start

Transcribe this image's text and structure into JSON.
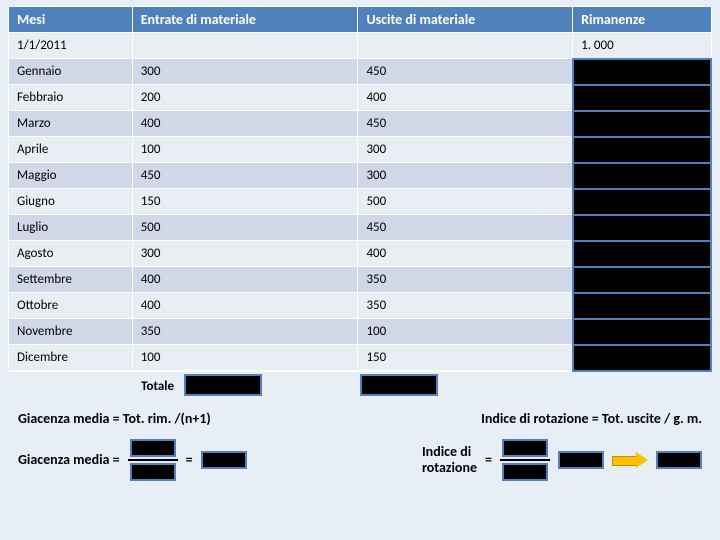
{
  "table": {
    "headers": [
      "Mesi",
      "Entrate di materiale",
      "Uscite di materiale",
      "Rimanenze"
    ],
    "first_row": {
      "label": "1/1/2011",
      "rimanenze": "1. 000"
    },
    "rows": [
      {
        "mese": "Gennaio",
        "entrate": "300",
        "uscite": "450"
      },
      {
        "mese": "Febbraio",
        "entrate": "200",
        "uscite": "400"
      },
      {
        "mese": "Marzo",
        "entrate": "400",
        "uscite": "450"
      },
      {
        "mese": "Aprile",
        "entrate": "100",
        "uscite": "300"
      },
      {
        "mese": "Maggio",
        "entrate": "450",
        "uscite": "300"
      },
      {
        "mese": "Giugno",
        "entrate": "150",
        "uscite": "500"
      },
      {
        "mese": "Luglio",
        "entrate": "500",
        "uscite": "450"
      },
      {
        "mese": "Agosto",
        "entrate": "300",
        "uscite": "400"
      },
      {
        "mese": "Settembre",
        "entrate": "400",
        "uscite": "350"
      },
      {
        "mese": "Ottobre",
        "entrate": "400",
        "uscite": "350"
      },
      {
        "mese": "Novembre",
        "entrate": "350",
        "uscite": "100"
      },
      {
        "mese": "Dicembre",
        "entrate": "100",
        "uscite": "150"
      }
    ],
    "totale_label": "Totale"
  },
  "formulas": {
    "gm_text": "Giacenza media = Tot. rim. /(n+1)",
    "ir_text": "Indice di rotazione = Tot. uscite / g. m.",
    "gm_label": "Giacenza media =",
    "ir_label": "Indice di\nrotazione",
    "eq": "="
  },
  "colors": {
    "header_bg": "#4f81bd",
    "odd_bg": "#e9edf4",
    "even_bg": "#d0d8e8",
    "box_border": "#4f81bd",
    "arrow_fill": "#ffc000"
  }
}
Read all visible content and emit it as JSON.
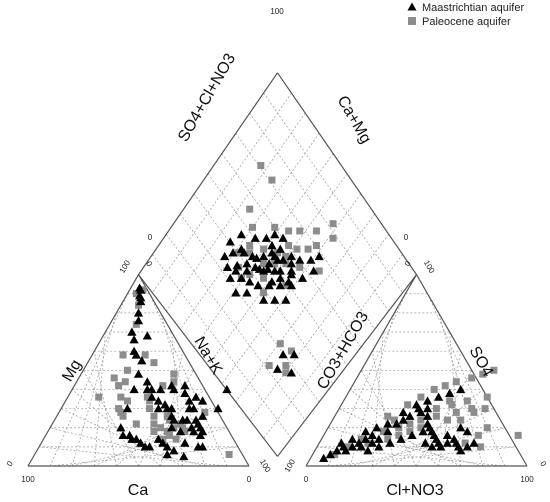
{
  "chart_data": {
    "type": "scatter",
    "subtype": "piper-diagram",
    "legend_position": "top-right",
    "series": [
      {
        "name": "Maastrichtian aquifer",
        "marker": "triangle",
        "color": "#000000"
      },
      {
        "name": "Paleocene aquifer",
        "marker": "square",
        "color": "#8c8c8c"
      }
    ],
    "cation_triangle": {
      "axes": {
        "left": "Mg",
        "right": "Na+K",
        "bottom": "Ca"
      },
      "tick_labels": {
        "bottom_left": "100",
        "bottom_right": "0",
        "top_left": "100",
        "top_right": "0",
        "left_corner": "0",
        "right_corner": "100"
      },
      "points": {
        "Maastrichtian aquifer": [
          [
            70,
            40
          ],
          [
            71,
            30
          ],
          [
            70,
            18
          ],
          [
            68,
            5
          ],
          [
            70,
            16
          ],
          [
            68,
            20
          ],
          [
            66,
            22
          ],
          [
            65,
            12
          ],
          [
            62,
            8
          ],
          [
            60,
            6
          ],
          [
            58,
            10
          ],
          [
            55,
            12
          ],
          [
            52,
            14
          ],
          [
            50,
            10
          ],
          [
            48,
            10
          ],
          [
            45,
            12
          ],
          [
            42,
            14
          ],
          [
            40,
            14
          ],
          [
            38,
            16
          ],
          [
            35,
            16
          ],
          [
            32,
            20
          ],
          [
            30,
            30
          ],
          [
            28,
            40
          ],
          [
            26,
            48
          ],
          [
            24,
            55
          ],
          [
            20,
            58
          ],
          [
            18,
            60
          ],
          [
            15,
            66
          ],
          [
            12,
            70
          ],
          [
            12,
            76
          ],
          [
            20,
            68
          ],
          [
            10,
            80
          ],
          [
            8,
            86
          ],
          [
            7,
            88
          ],
          [
            6,
            89
          ],
          [
            5,
            92
          ],
          [
            4,
            93
          ],
          [
            72,
            10
          ],
          [
            74,
            10
          ],
          [
            66,
            18
          ],
          [
            64,
            20
          ],
          [
            60,
            18
          ],
          [
            60,
            24
          ],
          [
            58,
            24
          ],
          [
            58,
            30
          ],
          [
            55,
            20
          ],
          [
            54,
            24
          ],
          [
            52,
            26
          ],
          [
            50,
            30
          ],
          [
            48,
            30
          ],
          [
            46,
            32
          ],
          [
            44,
            30
          ],
          [
            42,
            34
          ],
          [
            40,
            40
          ],
          [
            38,
            36
          ],
          [
            36,
            40
          ],
          [
            34,
            40
          ],
          [
            32,
            44
          ],
          [
            60,
            30
          ],
          [
            64,
            24
          ],
          [
            66,
            26
          ],
          [
            62,
            34
          ],
          [
            56,
            34
          ],
          [
            58,
            36
          ],
          [
            52,
            38
          ],
          [
            50,
            42
          ],
          [
            46,
            40
          ],
          [
            44,
            42
          ]
        ],
        "Paleocene aquifer": [
          [
            88,
            6
          ],
          [
            66,
            28
          ],
          [
            62,
            18
          ],
          [
            60,
            14
          ],
          [
            56,
            16
          ],
          [
            54,
            14
          ],
          [
            56,
            20
          ],
          [
            60,
            20
          ],
          [
            58,
            22
          ],
          [
            52,
            24
          ],
          [
            54,
            18
          ],
          [
            50,
            20
          ],
          [
            48,
            18
          ],
          [
            50,
            26
          ],
          [
            46,
            22
          ],
          [
            44,
            26
          ],
          [
            40,
            30
          ],
          [
            38,
            34
          ],
          [
            36,
            36
          ],
          [
            40,
            42
          ],
          [
            44,
            44
          ],
          [
            42,
            48
          ],
          [
            30,
            26
          ],
          [
            28,
            28
          ],
          [
            24,
            36
          ],
          [
            20,
            50
          ],
          [
            16,
            46
          ],
          [
            14,
            58
          ],
          [
            12,
            74
          ],
          [
            8,
            84
          ],
          [
            6,
            92
          ],
          [
            4,
            90
          ],
          [
            28,
            34
          ],
          [
            26,
            30
          ],
          [
            22,
            44
          ],
          [
            30,
            54
          ],
          [
            14,
            36
          ],
          [
            24,
            58
          ],
          [
            20,
            42
          ],
          [
            38,
            22
          ]
        ]
      }
    },
    "anion_triangle": {
      "axes": {
        "left": "CO3+HCO3",
        "right": "SO4",
        "bottom": "Cl+NO3"
      },
      "tick_labels": {
        "bottom_left": "0",
        "bottom_right": "100",
        "top_left": "0",
        "top_right": "100",
        "left_corner": "100",
        "right_corner": "0"
      },
      "points": {
        "Maastrichtian aquifer": [
          [
            6,
            4
          ],
          [
            8,
            6
          ],
          [
            10,
            8
          ],
          [
            12,
            10
          ],
          [
            14,
            8
          ],
          [
            16,
            10
          ],
          [
            18,
            12
          ],
          [
            20,
            14
          ],
          [
            22,
            16
          ],
          [
            24,
            12
          ],
          [
            26,
            14
          ],
          [
            28,
            18
          ],
          [
            30,
            22
          ],
          [
            32,
            24
          ],
          [
            34,
            26
          ],
          [
            36,
            30
          ],
          [
            38,
            28
          ],
          [
            40,
            30
          ],
          [
            42,
            26
          ],
          [
            44,
            22
          ],
          [
            46,
            20
          ],
          [
            48,
            18
          ],
          [
            50,
            16
          ],
          [
            52,
            14
          ],
          [
            54,
            12
          ],
          [
            56,
            10
          ],
          [
            58,
            12
          ],
          [
            60,
            14
          ],
          [
            62,
            12
          ],
          [
            64,
            10
          ],
          [
            66,
            8
          ],
          [
            68,
            10
          ],
          [
            70,
            12
          ],
          [
            10,
            12
          ],
          [
            14,
            14
          ],
          [
            18,
            18
          ],
          [
            22,
            20
          ],
          [
            26,
            22
          ],
          [
            30,
            28
          ],
          [
            34,
            32
          ],
          [
            38,
            34
          ],
          [
            42,
            36
          ],
          [
            46,
            38
          ],
          [
            50,
            40
          ],
          [
            20,
            10
          ],
          [
            24,
            8
          ],
          [
            28,
            10
          ],
          [
            32,
            12
          ],
          [
            36,
            14
          ],
          [
            40,
            16
          ],
          [
            44,
            18
          ],
          [
            48,
            12
          ],
          [
            52,
            10
          ],
          [
            56,
            16
          ],
          [
            60,
            20
          ],
          [
            64,
            18
          ]
        ],
        "Paleocene aquifer": [
          [
            88,
            16
          ],
          [
            52,
            46
          ],
          [
            56,
            48
          ],
          [
            60,
            50
          ],
          [
            64,
            36
          ],
          [
            66,
            12
          ],
          [
            70,
            16
          ],
          [
            72,
            20
          ],
          [
            74,
            10
          ],
          [
            60,
            30
          ],
          [
            56,
            34
          ],
          [
            50,
            32
          ],
          [
            46,
            26
          ],
          [
            42,
            20
          ],
          [
            38,
            18
          ],
          [
            34,
            16
          ],
          [
            30,
            14
          ],
          [
            26,
            18
          ],
          [
            22,
            12
          ],
          [
            18,
            14
          ],
          [
            14,
            10
          ],
          [
            10,
            6
          ],
          [
            40,
            24
          ],
          [
            36,
            22
          ],
          [
            32,
            20
          ],
          [
            28,
            24
          ],
          [
            24,
            26
          ],
          [
            44,
            30
          ],
          [
            48,
            34
          ],
          [
            52,
            24
          ],
          [
            54,
            28
          ],
          [
            58,
            24
          ],
          [
            62,
            28
          ],
          [
            66,
            30
          ],
          [
            30,
            32
          ],
          [
            34,
            36
          ],
          [
            38,
            40
          ],
          [
            42,
            42
          ],
          [
            46,
            44
          ]
        ]
      }
    },
    "diamond": {
      "axes": {
        "upper_left": "SO4+Cl+NO3",
        "upper_right": "Ca+Mg"
      },
      "tick_labels": {
        "top": "100",
        "left": "0",
        "right": "0",
        "bottom": "100"
      },
      "points": {
        "Maastrichtian aquifer": [
          [
            38,
            67
          ],
          [
            45,
            58
          ],
          [
            50,
            48
          ],
          [
            44,
            60
          ],
          [
            48,
            55
          ],
          [
            52,
            50
          ],
          [
            55,
            45
          ],
          [
            58,
            40
          ],
          [
            47,
            62
          ],
          [
            42,
            64
          ],
          [
            36,
            66
          ],
          [
            40,
            62
          ],
          [
            46,
            56
          ],
          [
            50,
            56
          ],
          [
            54,
            54
          ],
          [
            56,
            52
          ],
          [
            52,
            44
          ],
          [
            48,
            46
          ],
          [
            44,
            50
          ],
          [
            40,
            54
          ],
          [
            38,
            58
          ],
          [
            36,
            62
          ],
          [
            34,
            70
          ],
          [
            40,
            72
          ],
          [
            44,
            70
          ],
          [
            46,
            64
          ],
          [
            50,
            60
          ],
          [
            54,
            58
          ],
          [
            58,
            56
          ],
          [
            62,
            58
          ],
          [
            60,
            50
          ],
          [
            56,
            46
          ],
          [
            52,
            42
          ],
          [
            46,
            40
          ],
          [
            42,
            44
          ],
          [
            38,
            48
          ],
          [
            34,
            56
          ],
          [
            30,
            60
          ],
          [
            32,
            66
          ],
          [
            36,
            74
          ],
          [
            42,
            76
          ],
          [
            48,
            74
          ],
          [
            52,
            68
          ],
          [
            56,
            64
          ],
          [
            60,
            62
          ],
          [
            46,
            50
          ],
          [
            50,
            52
          ],
          [
            54,
            56
          ],
          [
            58,
            48
          ],
          [
            62,
            46
          ],
          [
            66,
            42
          ],
          [
            64,
            38
          ],
          [
            30,
            26
          ],
          [
            34,
            22
          ],
          [
            28,
            18
          ],
          [
            24,
            24
          ],
          [
            70,
            40
          ],
          [
            56,
            60
          ],
          [
            44,
            68
          ]
        ],
        "Paleocene aquifer": [
          [
            74,
            86
          ],
          [
            74,
            78
          ],
          [
            58,
            78
          ],
          [
            54,
            72
          ],
          [
            62,
            64
          ],
          [
            66,
            58
          ],
          [
            70,
            54
          ],
          [
            56,
            50
          ],
          [
            50,
            44
          ],
          [
            46,
            66
          ],
          [
            40,
            60
          ],
          [
            38,
            66
          ],
          [
            42,
            70
          ],
          [
            48,
            68
          ],
          [
            52,
            62
          ],
          [
            56,
            56
          ],
          [
            44,
            54
          ],
          [
            40,
            50
          ],
          [
            60,
            44
          ],
          [
            64,
            50
          ],
          [
            68,
            46
          ],
          [
            66,
            36
          ],
          [
            72,
            44
          ],
          [
            76,
            48
          ],
          [
            32,
            30
          ],
          [
            28,
            22
          ],
          [
            26,
            20
          ],
          [
            34,
            24
          ],
          [
            22,
            28
          ],
          [
            36,
            62
          ],
          [
            48,
            58
          ],
          [
            52,
            54
          ],
          [
            58,
            52
          ],
          [
            62,
            54
          ],
          [
            80,
            40
          ],
          [
            84,
            44
          ]
        ]
      }
    }
  }
}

end

■ EXERCISE TASK ■
Reply with the number of lines in the preceding entries that contain "materiale", and no other words.

■ THE ANSWER ■
2